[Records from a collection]
--------------------------------------------------
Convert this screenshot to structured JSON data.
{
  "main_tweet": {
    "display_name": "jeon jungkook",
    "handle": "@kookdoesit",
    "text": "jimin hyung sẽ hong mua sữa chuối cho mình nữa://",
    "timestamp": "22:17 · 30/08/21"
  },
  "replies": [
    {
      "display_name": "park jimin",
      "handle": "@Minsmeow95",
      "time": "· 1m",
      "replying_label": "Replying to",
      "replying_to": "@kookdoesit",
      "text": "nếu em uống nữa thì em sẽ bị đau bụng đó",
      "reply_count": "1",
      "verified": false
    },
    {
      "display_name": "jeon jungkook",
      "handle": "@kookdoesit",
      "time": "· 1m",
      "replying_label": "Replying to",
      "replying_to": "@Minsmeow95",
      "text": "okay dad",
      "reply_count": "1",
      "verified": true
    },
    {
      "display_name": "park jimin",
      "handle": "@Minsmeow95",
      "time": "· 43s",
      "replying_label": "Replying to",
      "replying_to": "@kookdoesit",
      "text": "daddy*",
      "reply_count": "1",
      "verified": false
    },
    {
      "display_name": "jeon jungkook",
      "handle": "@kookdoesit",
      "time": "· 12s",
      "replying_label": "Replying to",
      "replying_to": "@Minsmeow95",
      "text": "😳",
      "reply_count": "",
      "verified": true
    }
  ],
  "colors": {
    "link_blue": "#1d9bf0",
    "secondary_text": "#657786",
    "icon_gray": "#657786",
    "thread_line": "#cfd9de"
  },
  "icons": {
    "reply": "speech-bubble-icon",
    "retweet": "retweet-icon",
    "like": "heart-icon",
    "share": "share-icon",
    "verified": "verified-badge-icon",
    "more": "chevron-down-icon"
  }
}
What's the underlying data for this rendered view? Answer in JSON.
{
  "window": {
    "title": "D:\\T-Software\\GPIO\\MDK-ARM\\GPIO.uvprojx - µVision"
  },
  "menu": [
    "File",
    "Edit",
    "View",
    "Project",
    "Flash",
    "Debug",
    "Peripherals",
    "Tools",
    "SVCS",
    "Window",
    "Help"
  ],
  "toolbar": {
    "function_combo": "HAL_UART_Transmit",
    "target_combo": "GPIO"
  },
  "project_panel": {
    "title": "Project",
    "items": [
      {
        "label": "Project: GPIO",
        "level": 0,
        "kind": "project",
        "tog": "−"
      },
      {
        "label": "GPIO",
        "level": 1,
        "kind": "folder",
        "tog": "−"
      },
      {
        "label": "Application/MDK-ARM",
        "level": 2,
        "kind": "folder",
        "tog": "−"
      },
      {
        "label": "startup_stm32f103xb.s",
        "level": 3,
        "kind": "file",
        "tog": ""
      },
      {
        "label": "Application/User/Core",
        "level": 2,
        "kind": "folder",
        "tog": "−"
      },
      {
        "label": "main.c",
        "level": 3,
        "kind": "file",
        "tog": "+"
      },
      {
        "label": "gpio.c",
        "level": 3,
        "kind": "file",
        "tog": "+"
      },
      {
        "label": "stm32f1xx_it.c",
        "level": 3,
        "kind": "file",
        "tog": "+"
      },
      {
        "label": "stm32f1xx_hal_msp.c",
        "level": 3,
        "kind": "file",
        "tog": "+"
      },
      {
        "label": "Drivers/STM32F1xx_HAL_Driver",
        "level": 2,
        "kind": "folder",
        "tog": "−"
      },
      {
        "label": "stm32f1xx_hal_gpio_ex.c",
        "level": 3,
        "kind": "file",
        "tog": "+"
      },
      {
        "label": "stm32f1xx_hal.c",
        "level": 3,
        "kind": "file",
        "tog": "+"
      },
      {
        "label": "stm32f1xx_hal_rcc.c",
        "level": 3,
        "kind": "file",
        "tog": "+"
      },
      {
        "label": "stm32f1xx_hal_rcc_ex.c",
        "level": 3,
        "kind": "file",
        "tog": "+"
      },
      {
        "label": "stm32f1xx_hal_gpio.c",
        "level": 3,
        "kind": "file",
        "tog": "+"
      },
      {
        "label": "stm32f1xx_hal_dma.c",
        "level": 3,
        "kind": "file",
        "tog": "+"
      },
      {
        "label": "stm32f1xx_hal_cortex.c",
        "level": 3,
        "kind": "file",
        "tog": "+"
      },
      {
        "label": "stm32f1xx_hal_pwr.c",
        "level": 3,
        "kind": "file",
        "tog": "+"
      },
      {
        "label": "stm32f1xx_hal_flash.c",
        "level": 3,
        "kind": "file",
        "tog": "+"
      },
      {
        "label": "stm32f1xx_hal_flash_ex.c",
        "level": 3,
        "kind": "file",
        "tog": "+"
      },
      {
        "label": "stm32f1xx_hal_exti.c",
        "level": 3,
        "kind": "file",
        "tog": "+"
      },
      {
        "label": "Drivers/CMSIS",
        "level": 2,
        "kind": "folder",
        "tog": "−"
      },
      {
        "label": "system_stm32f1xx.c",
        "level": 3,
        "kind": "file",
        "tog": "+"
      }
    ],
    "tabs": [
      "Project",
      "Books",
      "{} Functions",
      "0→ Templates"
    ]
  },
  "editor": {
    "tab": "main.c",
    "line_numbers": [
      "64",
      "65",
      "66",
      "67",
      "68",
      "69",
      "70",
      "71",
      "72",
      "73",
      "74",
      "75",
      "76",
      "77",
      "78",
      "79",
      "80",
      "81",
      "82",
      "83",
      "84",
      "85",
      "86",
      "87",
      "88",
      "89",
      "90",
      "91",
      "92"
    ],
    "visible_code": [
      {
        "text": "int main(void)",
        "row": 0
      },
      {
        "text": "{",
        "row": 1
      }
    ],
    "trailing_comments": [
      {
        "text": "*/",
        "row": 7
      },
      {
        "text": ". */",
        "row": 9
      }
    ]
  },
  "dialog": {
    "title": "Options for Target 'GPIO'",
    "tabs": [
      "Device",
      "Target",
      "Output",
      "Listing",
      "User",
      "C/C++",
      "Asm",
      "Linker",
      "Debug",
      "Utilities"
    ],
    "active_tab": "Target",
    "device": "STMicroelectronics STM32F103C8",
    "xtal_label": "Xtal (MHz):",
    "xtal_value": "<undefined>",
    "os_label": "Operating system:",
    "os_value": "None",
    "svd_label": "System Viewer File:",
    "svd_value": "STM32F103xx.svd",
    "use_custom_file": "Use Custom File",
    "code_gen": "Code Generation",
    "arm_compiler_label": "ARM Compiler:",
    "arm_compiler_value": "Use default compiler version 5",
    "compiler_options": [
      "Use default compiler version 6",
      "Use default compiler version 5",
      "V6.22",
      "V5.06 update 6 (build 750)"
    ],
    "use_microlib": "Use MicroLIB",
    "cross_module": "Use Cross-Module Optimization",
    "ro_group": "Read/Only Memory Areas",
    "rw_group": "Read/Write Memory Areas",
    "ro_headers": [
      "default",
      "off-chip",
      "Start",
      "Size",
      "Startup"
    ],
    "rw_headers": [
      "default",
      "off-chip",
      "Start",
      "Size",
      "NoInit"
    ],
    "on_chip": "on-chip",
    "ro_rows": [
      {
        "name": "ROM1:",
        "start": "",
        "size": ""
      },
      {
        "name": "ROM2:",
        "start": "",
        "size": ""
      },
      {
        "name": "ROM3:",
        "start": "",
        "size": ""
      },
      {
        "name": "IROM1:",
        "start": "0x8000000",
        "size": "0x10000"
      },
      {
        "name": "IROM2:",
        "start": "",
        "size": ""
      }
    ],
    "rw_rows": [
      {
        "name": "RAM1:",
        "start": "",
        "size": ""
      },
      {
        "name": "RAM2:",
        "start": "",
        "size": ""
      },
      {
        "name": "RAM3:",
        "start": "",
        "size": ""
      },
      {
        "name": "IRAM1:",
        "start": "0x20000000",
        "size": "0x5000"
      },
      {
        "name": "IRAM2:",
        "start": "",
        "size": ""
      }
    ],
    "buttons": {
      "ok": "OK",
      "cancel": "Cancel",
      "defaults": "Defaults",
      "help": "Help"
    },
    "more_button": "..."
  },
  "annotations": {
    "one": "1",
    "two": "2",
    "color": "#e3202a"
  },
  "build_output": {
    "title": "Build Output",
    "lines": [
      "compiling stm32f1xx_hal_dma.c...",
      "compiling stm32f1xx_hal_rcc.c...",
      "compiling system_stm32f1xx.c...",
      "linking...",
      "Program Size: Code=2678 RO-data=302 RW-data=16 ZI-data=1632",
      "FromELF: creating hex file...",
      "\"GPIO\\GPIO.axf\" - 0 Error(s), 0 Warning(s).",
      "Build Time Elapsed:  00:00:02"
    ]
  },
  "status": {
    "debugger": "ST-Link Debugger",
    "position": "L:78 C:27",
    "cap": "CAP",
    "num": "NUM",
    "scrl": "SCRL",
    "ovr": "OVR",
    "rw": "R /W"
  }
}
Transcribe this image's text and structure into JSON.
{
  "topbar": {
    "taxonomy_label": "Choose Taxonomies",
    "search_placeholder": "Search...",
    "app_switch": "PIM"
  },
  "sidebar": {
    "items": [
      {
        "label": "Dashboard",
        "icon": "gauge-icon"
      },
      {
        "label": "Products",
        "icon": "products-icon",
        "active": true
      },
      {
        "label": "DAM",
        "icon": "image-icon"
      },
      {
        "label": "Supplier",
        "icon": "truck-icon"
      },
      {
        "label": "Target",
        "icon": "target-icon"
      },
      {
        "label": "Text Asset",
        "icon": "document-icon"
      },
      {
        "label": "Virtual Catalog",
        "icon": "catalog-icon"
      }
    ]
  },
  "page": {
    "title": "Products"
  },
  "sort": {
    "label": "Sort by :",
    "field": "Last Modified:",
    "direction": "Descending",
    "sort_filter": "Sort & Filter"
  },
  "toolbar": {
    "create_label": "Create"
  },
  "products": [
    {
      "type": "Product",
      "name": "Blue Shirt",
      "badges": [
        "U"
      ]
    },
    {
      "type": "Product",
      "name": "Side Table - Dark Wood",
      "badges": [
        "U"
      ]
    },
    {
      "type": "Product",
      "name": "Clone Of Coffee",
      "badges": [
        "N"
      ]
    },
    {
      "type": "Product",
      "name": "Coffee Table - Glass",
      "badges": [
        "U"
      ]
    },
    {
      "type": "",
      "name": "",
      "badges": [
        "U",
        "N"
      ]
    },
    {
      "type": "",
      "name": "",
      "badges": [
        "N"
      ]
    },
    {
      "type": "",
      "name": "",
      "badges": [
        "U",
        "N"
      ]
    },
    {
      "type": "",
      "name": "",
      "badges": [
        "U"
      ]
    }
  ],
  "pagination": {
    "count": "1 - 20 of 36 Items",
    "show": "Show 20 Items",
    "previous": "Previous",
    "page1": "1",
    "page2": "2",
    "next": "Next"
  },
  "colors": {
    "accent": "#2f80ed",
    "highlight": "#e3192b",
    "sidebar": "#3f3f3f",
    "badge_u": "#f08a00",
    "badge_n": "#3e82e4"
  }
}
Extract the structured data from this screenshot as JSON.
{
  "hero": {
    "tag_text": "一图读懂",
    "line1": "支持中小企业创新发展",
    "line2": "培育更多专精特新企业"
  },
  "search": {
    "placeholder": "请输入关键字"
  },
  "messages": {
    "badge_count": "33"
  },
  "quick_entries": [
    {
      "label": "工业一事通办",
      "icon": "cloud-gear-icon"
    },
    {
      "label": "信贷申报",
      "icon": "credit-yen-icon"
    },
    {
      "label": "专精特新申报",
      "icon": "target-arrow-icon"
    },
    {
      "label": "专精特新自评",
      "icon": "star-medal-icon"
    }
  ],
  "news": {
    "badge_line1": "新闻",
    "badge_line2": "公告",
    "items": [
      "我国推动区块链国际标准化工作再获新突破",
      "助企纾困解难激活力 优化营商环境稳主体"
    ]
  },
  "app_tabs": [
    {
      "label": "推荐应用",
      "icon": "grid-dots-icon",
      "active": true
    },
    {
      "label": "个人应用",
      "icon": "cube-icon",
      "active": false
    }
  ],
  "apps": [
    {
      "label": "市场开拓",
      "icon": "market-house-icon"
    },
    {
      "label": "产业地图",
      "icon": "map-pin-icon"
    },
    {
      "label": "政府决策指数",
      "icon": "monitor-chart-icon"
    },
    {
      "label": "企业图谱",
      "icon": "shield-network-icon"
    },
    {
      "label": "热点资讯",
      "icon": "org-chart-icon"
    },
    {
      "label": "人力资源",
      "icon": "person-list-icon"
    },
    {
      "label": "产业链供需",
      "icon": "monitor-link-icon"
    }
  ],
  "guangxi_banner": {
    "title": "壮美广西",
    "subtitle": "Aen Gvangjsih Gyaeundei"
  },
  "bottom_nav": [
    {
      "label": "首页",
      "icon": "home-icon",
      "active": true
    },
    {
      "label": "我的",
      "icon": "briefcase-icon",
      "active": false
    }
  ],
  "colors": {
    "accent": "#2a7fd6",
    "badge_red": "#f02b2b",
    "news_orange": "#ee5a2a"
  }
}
--------------------------------------------------
• **DIRECTIVE**
Out of the material above, select every line that holds the string "Application".

• **FINISHED ANSWER**
        "label": "Application/MDK-ARM",
        "label": "Application/User/Core",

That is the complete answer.